RAW RECORDS -
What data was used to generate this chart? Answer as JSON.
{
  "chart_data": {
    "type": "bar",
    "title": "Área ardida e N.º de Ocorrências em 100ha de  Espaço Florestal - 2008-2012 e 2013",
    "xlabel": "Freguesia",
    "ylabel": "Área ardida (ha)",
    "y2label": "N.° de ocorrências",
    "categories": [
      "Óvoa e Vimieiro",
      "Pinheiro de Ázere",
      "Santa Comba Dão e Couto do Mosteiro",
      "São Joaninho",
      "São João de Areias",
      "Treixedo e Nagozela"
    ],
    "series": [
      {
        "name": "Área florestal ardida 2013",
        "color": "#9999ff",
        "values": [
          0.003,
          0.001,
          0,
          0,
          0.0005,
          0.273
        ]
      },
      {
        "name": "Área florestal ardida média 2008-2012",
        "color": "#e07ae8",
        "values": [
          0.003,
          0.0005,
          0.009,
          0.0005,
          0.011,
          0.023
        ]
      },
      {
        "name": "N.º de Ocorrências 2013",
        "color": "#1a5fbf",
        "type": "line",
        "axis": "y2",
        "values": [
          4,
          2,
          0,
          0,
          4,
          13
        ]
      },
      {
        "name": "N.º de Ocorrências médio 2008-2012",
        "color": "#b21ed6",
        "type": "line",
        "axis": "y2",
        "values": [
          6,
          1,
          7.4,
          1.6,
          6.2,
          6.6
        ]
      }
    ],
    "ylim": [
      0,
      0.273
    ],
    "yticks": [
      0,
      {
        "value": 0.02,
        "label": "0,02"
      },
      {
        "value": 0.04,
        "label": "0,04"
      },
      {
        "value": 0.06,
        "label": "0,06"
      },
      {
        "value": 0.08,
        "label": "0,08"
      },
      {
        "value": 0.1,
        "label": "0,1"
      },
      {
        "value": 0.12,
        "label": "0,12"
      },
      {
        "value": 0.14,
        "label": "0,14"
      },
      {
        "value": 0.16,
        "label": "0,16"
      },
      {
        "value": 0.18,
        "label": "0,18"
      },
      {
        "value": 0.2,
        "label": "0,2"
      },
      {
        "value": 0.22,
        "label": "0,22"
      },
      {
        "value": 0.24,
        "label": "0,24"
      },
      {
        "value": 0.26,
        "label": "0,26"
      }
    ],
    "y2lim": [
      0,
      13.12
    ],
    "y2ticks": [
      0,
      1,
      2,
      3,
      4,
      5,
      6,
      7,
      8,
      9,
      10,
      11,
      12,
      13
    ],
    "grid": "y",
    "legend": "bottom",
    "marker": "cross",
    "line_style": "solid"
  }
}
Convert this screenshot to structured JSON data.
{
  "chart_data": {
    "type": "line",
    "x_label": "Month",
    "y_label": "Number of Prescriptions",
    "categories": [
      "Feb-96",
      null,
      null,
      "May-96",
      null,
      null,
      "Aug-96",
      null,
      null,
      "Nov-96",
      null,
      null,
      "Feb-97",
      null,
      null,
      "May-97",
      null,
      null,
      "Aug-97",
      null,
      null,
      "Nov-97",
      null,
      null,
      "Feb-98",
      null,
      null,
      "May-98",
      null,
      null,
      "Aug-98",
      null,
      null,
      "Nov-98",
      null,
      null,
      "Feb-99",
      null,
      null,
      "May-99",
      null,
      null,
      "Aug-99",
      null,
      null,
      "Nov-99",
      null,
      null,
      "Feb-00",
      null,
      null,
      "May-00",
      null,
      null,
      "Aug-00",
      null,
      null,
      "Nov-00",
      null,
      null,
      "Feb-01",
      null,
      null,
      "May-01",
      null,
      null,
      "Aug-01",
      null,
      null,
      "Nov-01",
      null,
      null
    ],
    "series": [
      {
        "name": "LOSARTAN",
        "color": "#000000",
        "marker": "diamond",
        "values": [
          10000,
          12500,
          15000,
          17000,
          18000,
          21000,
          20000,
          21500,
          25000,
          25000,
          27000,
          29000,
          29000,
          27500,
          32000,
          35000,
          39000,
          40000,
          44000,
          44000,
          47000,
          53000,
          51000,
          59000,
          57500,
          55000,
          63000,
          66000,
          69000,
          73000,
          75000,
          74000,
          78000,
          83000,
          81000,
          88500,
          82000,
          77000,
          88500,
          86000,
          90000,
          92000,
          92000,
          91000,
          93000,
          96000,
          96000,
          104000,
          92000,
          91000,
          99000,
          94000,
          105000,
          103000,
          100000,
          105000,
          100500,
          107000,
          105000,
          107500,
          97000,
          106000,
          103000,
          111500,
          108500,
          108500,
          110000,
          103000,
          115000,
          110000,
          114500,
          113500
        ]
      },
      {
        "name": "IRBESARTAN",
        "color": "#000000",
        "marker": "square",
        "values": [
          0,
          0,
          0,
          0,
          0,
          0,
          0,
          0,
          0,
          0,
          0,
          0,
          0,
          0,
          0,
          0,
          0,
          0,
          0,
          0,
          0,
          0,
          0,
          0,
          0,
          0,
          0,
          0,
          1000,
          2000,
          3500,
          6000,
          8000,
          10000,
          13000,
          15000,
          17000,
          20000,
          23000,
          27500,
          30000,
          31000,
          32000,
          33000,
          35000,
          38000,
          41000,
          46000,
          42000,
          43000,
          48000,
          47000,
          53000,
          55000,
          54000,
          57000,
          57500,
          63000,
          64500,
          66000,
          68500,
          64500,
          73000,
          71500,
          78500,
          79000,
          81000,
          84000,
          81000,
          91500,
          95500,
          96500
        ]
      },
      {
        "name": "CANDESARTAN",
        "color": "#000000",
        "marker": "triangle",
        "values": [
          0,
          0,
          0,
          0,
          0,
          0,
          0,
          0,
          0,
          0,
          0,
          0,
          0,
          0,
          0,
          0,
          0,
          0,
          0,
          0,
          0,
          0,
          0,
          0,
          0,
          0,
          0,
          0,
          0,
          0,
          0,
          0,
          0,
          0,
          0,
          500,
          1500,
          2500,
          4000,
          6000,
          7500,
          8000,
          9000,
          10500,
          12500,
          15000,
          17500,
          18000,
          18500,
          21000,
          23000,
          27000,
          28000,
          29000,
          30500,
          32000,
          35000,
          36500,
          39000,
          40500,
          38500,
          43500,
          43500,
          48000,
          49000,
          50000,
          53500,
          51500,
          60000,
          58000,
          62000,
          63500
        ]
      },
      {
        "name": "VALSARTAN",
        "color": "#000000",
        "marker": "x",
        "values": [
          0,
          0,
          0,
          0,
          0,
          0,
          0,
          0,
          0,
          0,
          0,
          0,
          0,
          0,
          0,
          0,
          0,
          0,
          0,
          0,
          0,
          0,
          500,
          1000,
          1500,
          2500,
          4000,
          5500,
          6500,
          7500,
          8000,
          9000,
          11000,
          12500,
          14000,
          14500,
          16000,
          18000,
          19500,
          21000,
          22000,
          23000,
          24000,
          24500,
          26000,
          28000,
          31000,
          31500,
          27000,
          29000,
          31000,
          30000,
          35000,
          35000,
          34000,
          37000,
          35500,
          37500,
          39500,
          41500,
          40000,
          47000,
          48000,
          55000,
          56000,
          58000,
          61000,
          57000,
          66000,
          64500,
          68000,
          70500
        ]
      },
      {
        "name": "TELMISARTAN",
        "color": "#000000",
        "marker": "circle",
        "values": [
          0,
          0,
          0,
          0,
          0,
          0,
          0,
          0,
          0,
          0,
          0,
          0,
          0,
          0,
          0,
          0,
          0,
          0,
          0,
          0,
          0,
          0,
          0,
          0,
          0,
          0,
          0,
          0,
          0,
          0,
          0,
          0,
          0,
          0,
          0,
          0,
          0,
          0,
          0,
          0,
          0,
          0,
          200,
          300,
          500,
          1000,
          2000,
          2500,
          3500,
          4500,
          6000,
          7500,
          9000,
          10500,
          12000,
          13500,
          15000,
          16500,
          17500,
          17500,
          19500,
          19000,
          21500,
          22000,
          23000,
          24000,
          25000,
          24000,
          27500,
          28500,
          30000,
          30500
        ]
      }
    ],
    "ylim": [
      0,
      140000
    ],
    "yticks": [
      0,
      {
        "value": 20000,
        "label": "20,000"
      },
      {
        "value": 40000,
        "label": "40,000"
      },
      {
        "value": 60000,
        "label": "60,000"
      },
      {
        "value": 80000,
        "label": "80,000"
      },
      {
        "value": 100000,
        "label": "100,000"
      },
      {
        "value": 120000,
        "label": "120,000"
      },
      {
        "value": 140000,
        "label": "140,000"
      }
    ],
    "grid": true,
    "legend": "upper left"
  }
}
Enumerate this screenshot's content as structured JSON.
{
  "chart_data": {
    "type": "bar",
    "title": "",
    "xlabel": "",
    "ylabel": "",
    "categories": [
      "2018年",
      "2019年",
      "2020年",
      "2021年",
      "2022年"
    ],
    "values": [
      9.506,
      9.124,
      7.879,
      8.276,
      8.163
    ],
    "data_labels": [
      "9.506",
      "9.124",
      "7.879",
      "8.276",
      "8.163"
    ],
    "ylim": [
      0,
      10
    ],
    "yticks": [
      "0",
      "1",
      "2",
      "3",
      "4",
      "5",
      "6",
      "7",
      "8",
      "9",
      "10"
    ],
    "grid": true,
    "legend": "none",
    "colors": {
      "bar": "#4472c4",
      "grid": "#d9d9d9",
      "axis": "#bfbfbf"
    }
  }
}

SHORT TASK -
State how many lines of the records above contain "ardida", with no words besides the number.

EXERCISE OUTPUT -
4